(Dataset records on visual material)
╔══
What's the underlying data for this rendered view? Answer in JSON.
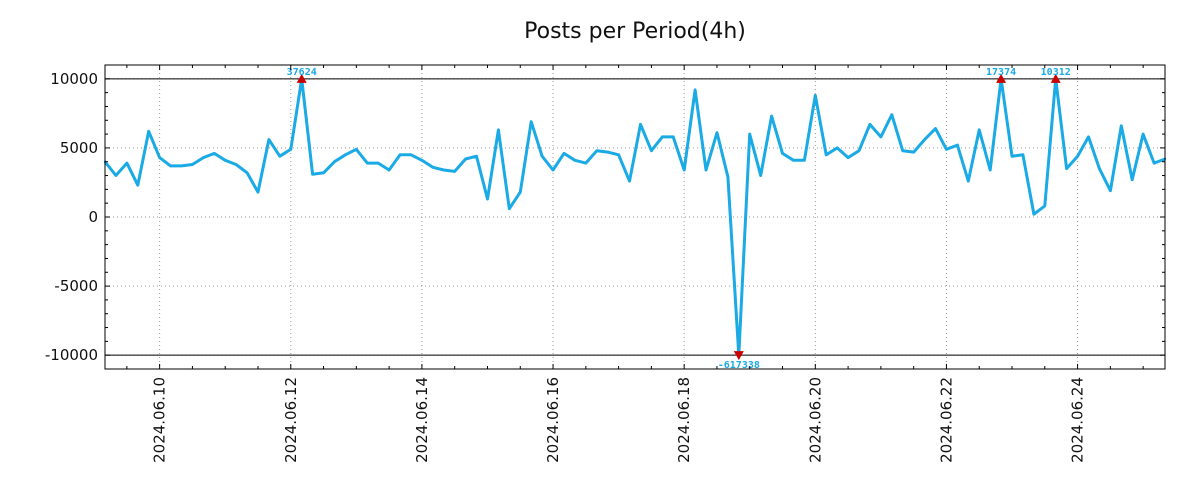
{
  "chart_data": {
    "type": "line",
    "title": "Posts per Period(4h)",
    "xlabel": "",
    "ylabel": "",
    "ylim": [
      -11000,
      11000
    ],
    "xlim": [
      0,
      97
    ],
    "y_ticks": [
      {
        "value": 10000,
        "label": "10000"
      },
      {
        "value": 5000,
        "label": "5000"
      },
      {
        "value": 0,
        "label": "0"
      },
      {
        "value": -5000,
        "label": "-5000"
      },
      {
        "value": -10000,
        "label": "-10000"
      }
    ],
    "x_ticks": [
      {
        "index": 5,
        "label": "2024.06.10"
      },
      {
        "index": 17,
        "label": "2024.06.12"
      },
      {
        "index": 29,
        "label": "2024.06.14"
      },
      {
        "index": 41,
        "label": "2024.06.16"
      },
      {
        "index": 53,
        "label": "2024.06.18"
      },
      {
        "index": 65,
        "label": "2024.06.20"
      },
      {
        "index": 77,
        "label": "2024.06.22"
      },
      {
        "index": 89,
        "label": "2024.06.24"
      }
    ],
    "reference_lines": [
      10000,
      -10000
    ],
    "grid": true,
    "series": [
      {
        "name": "Posts",
        "color": "#1aaae5",
        "values": [
          4000,
          3000,
          3900,
          2300,
          6200,
          4300,
          3700,
          3700,
          3800,
          4300,
          4600,
          4100,
          3800,
          3200,
          1800,
          5600,
          4400,
          4900,
          10000,
          3100,
          3200,
          4000,
          4500,
          4900,
          3900,
          3900,
          3400,
          4500,
          4500,
          4100,
          3600,
          3400,
          3300,
          4200,
          4400,
          1300,
          6300,
          600,
          1800,
          6900,
          4400,
          3400,
          4600,
          4100,
          3900,
          4800,
          4700,
          4500,
          2600,
          6700,
          4800,
          5800,
          5800,
          3400,
          9200,
          3400,
          6100,
          2900,
          -10000,
          6000,
          3000,
          7300,
          4600,
          4100,
          4100,
          8800,
          4500,
          5000,
          4300,
          4800,
          6700,
          5800,
          7400,
          4800,
          4700,
          5600,
          6400,
          4900,
          5200,
          2600,
          6300,
          3400,
          10000,
          4400,
          4500,
          200,
          800,
          10000,
          3500,
          4400,
          5800,
          3500,
          1900,
          6600,
          2700,
          6000,
          3900,
          4200
        ]
      }
    ],
    "annotations": [
      {
        "index": 18,
        "value": 10000,
        "label": "37624",
        "direction": "up"
      },
      {
        "index": 58,
        "value": -10000,
        "label": "-617338",
        "direction": "down"
      },
      {
        "index": 82,
        "value": 10000,
        "label": "17374",
        "direction": "up"
      },
      {
        "index": 87,
        "value": 10000,
        "label": "10312",
        "direction": "up"
      }
    ],
    "marker_color": "#cc0000",
    "annotation_color": "#1aaae5"
  }
}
╚══
Exercise >> Transcribe all of the material exactly, leaving out whatever pictures it contains.

Result >>
What's the underlying data for this rendered view? Answer in JSON.
{
  "chart_data": {
    "type": "line",
    "title": "Posts per Period(4h)",
    "xlabel": "",
    "ylabel": "",
    "ylim": [
      -11000,
      11000
    ],
    "xlim": [
      0,
      97
    ],
    "y_ticks": [
      {
        "value": 10000,
        "label": "10000"
      },
      {
        "value": 5000,
        "label": "5000"
      },
      {
        "value": 0,
        "label": "0"
      },
      {
        "value": -5000,
        "label": "-5000"
      },
      {
        "value": -10000,
        "label": "-10000"
      }
    ],
    "x_ticks": [
      {
        "index": 5,
        "label": "2024.06.10"
      },
      {
        "index": 17,
        "label": "2024.06.12"
      },
      {
        "index": 29,
        "label": "2024.06.14"
      },
      {
        "index": 41,
        "label": "2024.06.16"
      },
      {
        "index": 53,
        "label": "2024.06.18"
      },
      {
        "index": 65,
        "label": "2024.06.20"
      },
      {
        "index": 77,
        "label": "2024.06.22"
      },
      {
        "index": 89,
        "label": "2024.06.24"
      }
    ],
    "reference_lines": [
      10000,
      -10000
    ],
    "grid": true,
    "series": [
      {
        "name": "Posts",
        "color": "#1aaae5",
        "values": [
          4000,
          3000,
          3900,
          2300,
          6200,
          4300,
          3700,
          3700,
          3800,
          4300,
          4600,
          4100,
          3800,
          3200,
          1800,
          5600,
          4400,
          4900,
          10000,
          3100,
          3200,
          4000,
          4500,
          4900,
          3900,
          3900,
          3400,
          4500,
          4500,
          4100,
          3600,
          3400,
          3300,
          4200,
          4400,
          1300,
          6300,
          600,
          1800,
          6900,
          4400,
          3400,
          4600,
          4100,
          3900,
          4800,
          4700,
          4500,
          2600,
          6700,
          4800,
          5800,
          5800,
          3400,
          9200,
          3400,
          6100,
          2900,
          -10000,
          6000,
          3000,
          7300,
          4600,
          4100,
          4100,
          8800,
          4500,
          5000,
          4300,
          4800,
          6700,
          5800,
          7400,
          4800,
          4700,
          5600,
          6400,
          4900,
          5200,
          2600,
          6300,
          3400,
          10000,
          4400,
          4500,
          200,
          800,
          10000,
          3500,
          4400,
          5800,
          3500,
          1900,
          6600,
          2700,
          6000,
          3900,
          4200
        ]
      }
    ],
    "annotations": [
      {
        "index": 18,
        "value": 10000,
        "label": "37624",
        "direction": "up"
      },
      {
        "index": 58,
        "value": -10000,
        "label": "-617338",
        "direction": "down"
      },
      {
        "index": 82,
        "value": 10000,
        "label": "17374",
        "direction": "up"
      },
      {
        "index": 87,
        "value": 10000,
        "label": "10312",
        "direction": "up"
      }
    ],
    "marker_color": "#cc0000",
    "annotation_color": "#1aaae5"
  }
}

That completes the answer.